■ **TASKS FOR THIS EXERCISE**
1. Copy everything from "In the live" down to "on the market." in the connected-toys article, swapping "home network" for "household network".
2. Write the next part of the article on vulnerabilities in EU connected toys, picking up after its final sentence.
Segment Start: EXCERPT PROVIDED
Vulnerabilities in EU connected toys

  • December 23, 2024
  • William Payne

Children’s smart toys being sold in the European Union are still vulnerable to a range of cyberattacks, despite efforts to tighten regulation and enforcement through the EU Cyber Resilience Act, according to a report published by the Spanish Government.

Spanish Government researchers found that connected toys sold in Europe suffer insecure default settings, weak security update procedures and vulnerable associated mobile apps. These vulnerabilities could allow attackers to exploit vulnerabilities and take remote control of the toy and other devices in the home.

At its publication, researchers at Spain’s National Institute for Cybersecurity (INCIBE) who authored the report, carried out a demonstration of a cyberattack on a connected toy in front of Spain’s Minister for Digital Transformation and Public Function, Óscar López, and the Secretary of State for Telecommunications, Digital Infrastructure and Digital Security, Antonio Hernando.

In the live demonstration, the researchers compromised a remote-controlled toy car and used it as a bridge to access a range of other devices on the home network.

The report by INCIBE, an agency of Spain’s Ministry of Digital Transformation and the Public Function, is the first comprehensive analysis of the cyber threat landscape carried out by a EU body in accordance with the criteria of the EU Cyber Resiliance Act (CRA).

The EU Cyber Resilience Act (CRA) entered into force in December 2024 and has a three-year transition and adoption period. Compliance is mandatory for manufacturers and distributors of products placed on the EU market. Member states will have to inspect between 3% and 10% of the products on the market, depending on the risk, criticality of the product, category and the volume on the market.
Segment End: EXCERPT PROVIDED
Segment Start: EXERCISE DATA
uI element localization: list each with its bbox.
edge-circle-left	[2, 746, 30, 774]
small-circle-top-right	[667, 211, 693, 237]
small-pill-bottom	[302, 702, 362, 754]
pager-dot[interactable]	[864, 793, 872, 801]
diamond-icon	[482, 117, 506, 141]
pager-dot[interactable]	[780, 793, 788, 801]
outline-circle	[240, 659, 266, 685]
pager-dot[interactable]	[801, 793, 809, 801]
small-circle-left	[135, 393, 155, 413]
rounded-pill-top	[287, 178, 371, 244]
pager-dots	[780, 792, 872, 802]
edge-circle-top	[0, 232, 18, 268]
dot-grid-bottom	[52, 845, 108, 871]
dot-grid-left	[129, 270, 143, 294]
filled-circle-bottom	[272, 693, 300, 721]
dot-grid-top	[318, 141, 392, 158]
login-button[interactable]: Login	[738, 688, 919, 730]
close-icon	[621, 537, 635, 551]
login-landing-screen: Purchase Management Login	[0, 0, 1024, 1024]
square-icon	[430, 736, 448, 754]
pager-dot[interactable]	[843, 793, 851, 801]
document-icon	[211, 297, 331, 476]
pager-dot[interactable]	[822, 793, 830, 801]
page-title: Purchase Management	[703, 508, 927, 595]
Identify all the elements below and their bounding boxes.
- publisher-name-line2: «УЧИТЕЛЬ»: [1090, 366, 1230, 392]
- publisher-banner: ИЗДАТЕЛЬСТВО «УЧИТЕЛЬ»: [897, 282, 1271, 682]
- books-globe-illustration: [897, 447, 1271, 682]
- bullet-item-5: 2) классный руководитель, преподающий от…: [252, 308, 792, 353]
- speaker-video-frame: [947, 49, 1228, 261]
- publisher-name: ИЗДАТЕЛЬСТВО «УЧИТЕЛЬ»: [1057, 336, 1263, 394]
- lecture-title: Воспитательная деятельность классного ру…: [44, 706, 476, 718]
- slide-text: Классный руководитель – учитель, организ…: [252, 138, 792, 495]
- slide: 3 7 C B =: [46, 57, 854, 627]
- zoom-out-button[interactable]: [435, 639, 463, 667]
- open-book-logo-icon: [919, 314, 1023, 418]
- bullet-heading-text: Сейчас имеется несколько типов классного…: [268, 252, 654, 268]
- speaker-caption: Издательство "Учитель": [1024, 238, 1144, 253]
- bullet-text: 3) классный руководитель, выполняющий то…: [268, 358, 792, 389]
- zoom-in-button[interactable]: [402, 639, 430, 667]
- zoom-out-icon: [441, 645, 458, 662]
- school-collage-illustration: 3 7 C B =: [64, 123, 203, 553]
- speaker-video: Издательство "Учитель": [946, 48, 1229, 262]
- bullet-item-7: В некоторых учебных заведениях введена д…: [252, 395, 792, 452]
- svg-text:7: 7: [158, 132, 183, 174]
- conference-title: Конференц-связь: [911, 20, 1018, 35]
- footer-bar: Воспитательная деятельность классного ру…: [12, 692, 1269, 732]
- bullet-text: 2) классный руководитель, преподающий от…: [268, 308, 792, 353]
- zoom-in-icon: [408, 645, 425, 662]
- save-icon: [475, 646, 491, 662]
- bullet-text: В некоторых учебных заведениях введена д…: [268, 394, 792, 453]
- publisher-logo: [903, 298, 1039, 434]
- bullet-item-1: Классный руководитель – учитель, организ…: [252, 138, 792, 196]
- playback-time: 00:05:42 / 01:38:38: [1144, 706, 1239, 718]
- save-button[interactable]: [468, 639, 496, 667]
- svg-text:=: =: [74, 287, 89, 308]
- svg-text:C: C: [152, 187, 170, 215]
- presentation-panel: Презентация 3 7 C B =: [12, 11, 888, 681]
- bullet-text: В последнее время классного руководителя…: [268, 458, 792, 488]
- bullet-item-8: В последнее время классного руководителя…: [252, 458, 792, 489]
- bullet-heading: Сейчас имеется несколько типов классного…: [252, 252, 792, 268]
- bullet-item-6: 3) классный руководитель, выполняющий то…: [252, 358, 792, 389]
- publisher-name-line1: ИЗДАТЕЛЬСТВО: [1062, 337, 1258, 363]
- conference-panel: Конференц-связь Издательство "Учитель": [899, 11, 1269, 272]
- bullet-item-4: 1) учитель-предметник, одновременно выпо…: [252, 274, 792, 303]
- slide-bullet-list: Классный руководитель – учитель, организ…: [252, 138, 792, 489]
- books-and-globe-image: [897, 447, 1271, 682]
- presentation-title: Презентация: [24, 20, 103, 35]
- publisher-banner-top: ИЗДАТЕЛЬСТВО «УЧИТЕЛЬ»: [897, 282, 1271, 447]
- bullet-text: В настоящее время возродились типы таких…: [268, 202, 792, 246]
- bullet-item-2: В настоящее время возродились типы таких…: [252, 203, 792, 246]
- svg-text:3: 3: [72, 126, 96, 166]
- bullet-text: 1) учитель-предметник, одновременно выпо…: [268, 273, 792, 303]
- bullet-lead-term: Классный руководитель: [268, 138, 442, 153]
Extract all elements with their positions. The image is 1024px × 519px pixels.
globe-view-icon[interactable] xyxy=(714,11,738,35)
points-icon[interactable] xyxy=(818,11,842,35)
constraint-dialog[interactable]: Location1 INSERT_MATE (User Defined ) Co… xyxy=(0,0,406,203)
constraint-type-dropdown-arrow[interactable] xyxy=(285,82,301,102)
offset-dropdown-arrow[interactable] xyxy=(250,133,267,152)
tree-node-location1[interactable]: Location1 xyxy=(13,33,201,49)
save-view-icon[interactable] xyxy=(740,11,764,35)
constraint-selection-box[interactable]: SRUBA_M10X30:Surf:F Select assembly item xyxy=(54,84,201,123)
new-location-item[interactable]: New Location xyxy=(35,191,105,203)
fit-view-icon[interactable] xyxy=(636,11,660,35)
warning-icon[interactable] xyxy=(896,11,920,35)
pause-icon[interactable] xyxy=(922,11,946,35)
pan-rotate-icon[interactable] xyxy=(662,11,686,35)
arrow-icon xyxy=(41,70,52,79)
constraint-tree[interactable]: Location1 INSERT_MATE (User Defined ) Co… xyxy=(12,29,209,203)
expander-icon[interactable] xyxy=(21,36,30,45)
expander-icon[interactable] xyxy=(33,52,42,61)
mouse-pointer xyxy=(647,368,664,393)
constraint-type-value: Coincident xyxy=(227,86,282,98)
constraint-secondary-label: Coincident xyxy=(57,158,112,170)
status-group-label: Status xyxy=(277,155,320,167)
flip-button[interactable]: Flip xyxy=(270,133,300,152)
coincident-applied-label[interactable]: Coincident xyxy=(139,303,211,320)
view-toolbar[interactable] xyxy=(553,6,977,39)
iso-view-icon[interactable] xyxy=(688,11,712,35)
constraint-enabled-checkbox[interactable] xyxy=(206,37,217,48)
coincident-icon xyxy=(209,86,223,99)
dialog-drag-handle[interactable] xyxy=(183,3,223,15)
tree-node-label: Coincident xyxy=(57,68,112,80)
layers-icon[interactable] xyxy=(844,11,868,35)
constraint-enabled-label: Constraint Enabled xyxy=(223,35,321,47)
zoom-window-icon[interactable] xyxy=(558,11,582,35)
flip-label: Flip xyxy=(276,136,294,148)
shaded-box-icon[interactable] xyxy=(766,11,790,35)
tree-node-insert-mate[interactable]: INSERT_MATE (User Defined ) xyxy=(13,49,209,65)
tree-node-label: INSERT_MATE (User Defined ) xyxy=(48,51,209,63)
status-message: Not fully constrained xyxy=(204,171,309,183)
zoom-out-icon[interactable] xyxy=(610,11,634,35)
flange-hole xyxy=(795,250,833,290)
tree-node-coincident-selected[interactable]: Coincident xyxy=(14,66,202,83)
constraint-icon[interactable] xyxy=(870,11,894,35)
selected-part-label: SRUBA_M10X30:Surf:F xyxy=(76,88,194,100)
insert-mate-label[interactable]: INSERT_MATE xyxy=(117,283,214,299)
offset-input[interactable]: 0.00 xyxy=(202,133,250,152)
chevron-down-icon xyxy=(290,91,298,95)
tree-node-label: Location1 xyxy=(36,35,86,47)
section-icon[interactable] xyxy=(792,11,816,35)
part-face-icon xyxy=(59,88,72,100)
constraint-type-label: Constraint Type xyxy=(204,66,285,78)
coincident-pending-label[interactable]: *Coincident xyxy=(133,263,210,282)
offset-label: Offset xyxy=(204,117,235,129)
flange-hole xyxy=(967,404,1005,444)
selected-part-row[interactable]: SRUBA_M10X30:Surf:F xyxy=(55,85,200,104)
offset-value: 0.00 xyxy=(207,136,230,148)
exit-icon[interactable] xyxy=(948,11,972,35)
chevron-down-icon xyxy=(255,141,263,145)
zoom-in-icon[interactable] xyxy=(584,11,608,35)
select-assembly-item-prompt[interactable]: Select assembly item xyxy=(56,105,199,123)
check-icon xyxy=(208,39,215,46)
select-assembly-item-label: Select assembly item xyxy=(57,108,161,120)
Segment End: EXERCISE DATA
■ **RESPONSES TO THE TASKS**
1.
In the live demonstration, the researchers compromised a remote-controlled toy car and used it as a bridge to access a range of other devices on the household network.

The report by INCIBE, an agency of Spain’s Ministry of Digital Transformation and the Public Function, is the first comprehensive analysis of the cyber threat landscape carried out by a EU body in accordance with the criteria of the EU Cyber Resiliance Act (CRA).

The EU Cyber Resilience Act (CRA) entered into force in December 2024 and has a three-year transition and adoption period. Compliance is mandatory for manufacturers and distributors of products placed on the EU market. Member states will have to inspect between 3% and 10% of the products on the market, depending on the risk, criticality of the product, category and the volume on the market.

2.
Spain, through INCIBE, has become the first European country to carry out this analysis, in the current voluntary phase.

The event, held at INCIBE’s head office in León, was attended by the Minister for Digital Transformation and Public Function, Óscar López, and the Secretary of State for Telecommunications, Digital Infrastructure and Digital Security, Antonio Hernando.

INCIBE selected 26 smart toys among the most popular sold on online platforms. Each toy is capable of handling user data: video or audio recording, Bluetooth or Wi-Fi connection or mobile application for device management.

The study identified issues such as insecure default settings, which may allow insecure transmission of sensitive data such as passwords, weaknesses in the implementation of security updates or vulnerable mobile applications, which could allow exploitation of vulnerabilities and even remote control of the device by attackers, have been found in some products.

They assessed attack vectors and identified and assessed eight key areas. They divided the toys according to their connection technologies and exposure surfaces: vulnerability analysis and update capabilities for remediation, examination of the mobile and/or desktop applications required for the toy’s functionalities, strength analysis against common attacks, and analysis of the security of physical and wireless connections.

The researchers have drawn up proposals for improvement, including suggestions for households and manufacturers to strengthen cybersecurity and digital trust, aligned with the EU Cyber Resilience Act (CRA).

Minister for Digital Transformation and Public Function, Óscar López said: “With this report, Spain reinforces its leadership in the implementation of the Cyber Resilience Act, not only by complying with European standards, but also by anticipating their requirements. Connected toys are an example of how technology can be an ally of leisure and learning, as long as they are used safely. This joint effort with manufacturers and consumers is essential to protect especially the most vulnerable, our children.”